What the exercise asks
Scan each line of the records for the word "xlabel" and extract the ones that have it.

The input

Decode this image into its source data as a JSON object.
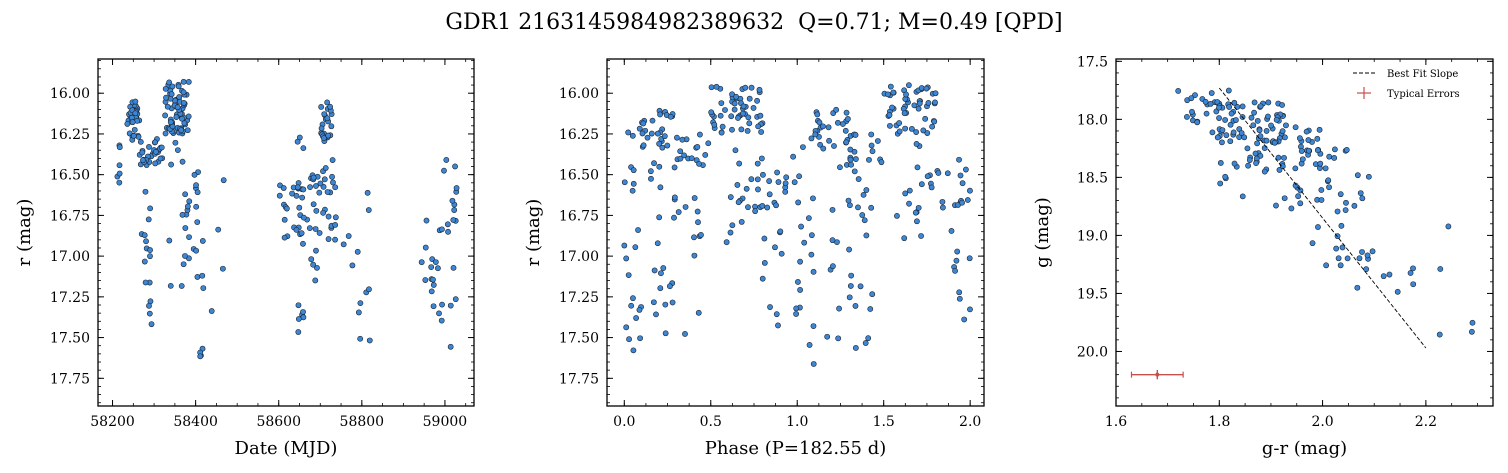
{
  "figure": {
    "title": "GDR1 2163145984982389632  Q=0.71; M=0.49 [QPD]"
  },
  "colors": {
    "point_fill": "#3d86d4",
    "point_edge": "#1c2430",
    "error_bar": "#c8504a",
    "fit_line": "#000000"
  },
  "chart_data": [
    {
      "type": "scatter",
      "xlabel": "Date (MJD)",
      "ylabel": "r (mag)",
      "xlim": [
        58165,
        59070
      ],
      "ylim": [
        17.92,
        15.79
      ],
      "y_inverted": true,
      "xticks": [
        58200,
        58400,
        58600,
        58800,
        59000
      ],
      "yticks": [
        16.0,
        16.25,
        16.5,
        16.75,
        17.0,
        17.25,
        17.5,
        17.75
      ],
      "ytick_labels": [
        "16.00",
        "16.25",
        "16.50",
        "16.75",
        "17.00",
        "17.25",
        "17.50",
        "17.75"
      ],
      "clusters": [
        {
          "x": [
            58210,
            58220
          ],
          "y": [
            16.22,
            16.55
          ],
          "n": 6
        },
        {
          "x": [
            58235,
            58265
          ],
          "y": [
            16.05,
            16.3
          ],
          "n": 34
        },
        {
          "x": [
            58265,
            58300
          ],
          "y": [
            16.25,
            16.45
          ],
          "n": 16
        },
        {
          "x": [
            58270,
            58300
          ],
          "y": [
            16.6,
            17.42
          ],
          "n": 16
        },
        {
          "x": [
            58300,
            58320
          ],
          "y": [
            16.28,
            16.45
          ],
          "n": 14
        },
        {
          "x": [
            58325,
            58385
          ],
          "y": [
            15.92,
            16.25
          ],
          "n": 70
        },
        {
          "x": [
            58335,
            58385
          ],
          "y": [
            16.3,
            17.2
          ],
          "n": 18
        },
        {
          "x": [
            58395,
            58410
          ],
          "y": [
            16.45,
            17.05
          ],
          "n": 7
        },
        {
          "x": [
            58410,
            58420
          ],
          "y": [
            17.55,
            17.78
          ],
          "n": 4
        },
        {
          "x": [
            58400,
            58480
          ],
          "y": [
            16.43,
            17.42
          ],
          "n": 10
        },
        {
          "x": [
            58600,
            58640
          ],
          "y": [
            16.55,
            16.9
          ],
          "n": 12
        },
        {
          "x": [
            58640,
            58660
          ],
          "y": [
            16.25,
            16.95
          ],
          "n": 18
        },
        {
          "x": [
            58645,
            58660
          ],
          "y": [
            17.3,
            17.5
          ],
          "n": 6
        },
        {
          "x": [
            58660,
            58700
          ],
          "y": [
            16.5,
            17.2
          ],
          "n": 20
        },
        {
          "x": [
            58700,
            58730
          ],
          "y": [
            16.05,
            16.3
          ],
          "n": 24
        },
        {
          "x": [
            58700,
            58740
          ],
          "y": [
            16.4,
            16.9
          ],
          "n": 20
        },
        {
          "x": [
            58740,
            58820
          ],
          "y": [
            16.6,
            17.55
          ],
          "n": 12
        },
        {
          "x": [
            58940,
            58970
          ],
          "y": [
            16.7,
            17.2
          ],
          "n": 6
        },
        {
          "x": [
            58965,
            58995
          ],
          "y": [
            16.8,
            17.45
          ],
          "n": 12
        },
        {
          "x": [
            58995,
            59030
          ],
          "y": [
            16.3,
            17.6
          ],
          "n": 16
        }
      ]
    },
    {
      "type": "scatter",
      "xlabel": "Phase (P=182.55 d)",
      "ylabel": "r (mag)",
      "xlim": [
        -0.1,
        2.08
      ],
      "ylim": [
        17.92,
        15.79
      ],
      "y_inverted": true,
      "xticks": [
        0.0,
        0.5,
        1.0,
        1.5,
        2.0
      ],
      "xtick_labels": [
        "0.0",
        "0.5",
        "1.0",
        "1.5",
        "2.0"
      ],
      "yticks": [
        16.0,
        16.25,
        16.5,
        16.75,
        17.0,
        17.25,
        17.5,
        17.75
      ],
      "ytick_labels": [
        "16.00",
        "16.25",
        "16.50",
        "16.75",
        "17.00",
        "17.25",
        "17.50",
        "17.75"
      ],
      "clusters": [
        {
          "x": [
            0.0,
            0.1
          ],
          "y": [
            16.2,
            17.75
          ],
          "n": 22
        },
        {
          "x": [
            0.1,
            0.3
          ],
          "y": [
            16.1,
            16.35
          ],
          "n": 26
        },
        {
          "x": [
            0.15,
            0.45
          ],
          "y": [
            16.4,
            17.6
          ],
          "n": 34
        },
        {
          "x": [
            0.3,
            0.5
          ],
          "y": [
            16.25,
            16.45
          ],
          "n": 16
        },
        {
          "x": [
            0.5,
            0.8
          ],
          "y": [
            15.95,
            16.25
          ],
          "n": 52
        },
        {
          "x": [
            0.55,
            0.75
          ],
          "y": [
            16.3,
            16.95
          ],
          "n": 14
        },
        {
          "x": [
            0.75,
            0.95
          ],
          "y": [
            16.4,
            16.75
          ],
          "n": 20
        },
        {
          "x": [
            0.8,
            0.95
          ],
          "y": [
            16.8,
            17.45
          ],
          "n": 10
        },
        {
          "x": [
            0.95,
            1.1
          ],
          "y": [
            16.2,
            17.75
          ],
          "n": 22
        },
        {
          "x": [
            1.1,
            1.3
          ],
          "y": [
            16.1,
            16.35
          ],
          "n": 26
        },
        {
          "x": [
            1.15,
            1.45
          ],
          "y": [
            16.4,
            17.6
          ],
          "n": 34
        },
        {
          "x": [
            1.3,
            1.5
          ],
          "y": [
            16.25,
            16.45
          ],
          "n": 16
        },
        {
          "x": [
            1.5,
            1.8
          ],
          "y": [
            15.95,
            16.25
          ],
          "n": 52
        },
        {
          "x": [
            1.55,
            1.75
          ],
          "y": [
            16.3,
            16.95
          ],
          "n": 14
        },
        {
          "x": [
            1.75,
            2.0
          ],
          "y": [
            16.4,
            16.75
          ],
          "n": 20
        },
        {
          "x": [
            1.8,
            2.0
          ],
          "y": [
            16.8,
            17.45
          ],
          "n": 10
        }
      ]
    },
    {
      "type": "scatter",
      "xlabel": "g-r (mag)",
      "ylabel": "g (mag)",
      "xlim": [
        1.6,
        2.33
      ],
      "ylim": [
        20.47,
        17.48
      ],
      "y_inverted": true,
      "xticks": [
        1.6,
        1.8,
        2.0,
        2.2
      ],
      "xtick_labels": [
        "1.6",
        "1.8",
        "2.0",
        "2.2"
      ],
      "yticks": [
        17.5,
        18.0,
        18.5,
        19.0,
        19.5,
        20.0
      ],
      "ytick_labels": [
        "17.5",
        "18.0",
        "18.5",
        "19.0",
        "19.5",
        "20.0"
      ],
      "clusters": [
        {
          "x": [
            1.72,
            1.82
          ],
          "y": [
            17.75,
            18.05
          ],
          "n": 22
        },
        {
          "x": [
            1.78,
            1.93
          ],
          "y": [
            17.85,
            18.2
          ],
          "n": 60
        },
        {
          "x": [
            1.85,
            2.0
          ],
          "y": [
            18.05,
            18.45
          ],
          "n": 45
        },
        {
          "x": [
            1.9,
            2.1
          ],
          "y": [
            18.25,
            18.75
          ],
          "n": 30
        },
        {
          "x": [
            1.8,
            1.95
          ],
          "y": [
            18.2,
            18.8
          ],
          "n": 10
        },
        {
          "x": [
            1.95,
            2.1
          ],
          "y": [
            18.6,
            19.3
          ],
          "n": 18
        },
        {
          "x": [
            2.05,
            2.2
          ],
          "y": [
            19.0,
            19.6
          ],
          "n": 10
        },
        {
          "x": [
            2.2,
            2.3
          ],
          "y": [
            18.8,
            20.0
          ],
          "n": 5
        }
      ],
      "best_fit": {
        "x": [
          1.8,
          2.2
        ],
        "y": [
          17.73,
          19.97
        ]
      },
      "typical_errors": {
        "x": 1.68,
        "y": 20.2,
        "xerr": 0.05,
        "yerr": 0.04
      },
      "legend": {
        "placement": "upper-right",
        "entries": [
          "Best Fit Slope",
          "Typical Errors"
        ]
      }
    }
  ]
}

Full answer
      "xlabel": "Date (MJD)",
      "xlabel": "Phase (P=182.55 d)",
      "xlabel": "g-r (mag)",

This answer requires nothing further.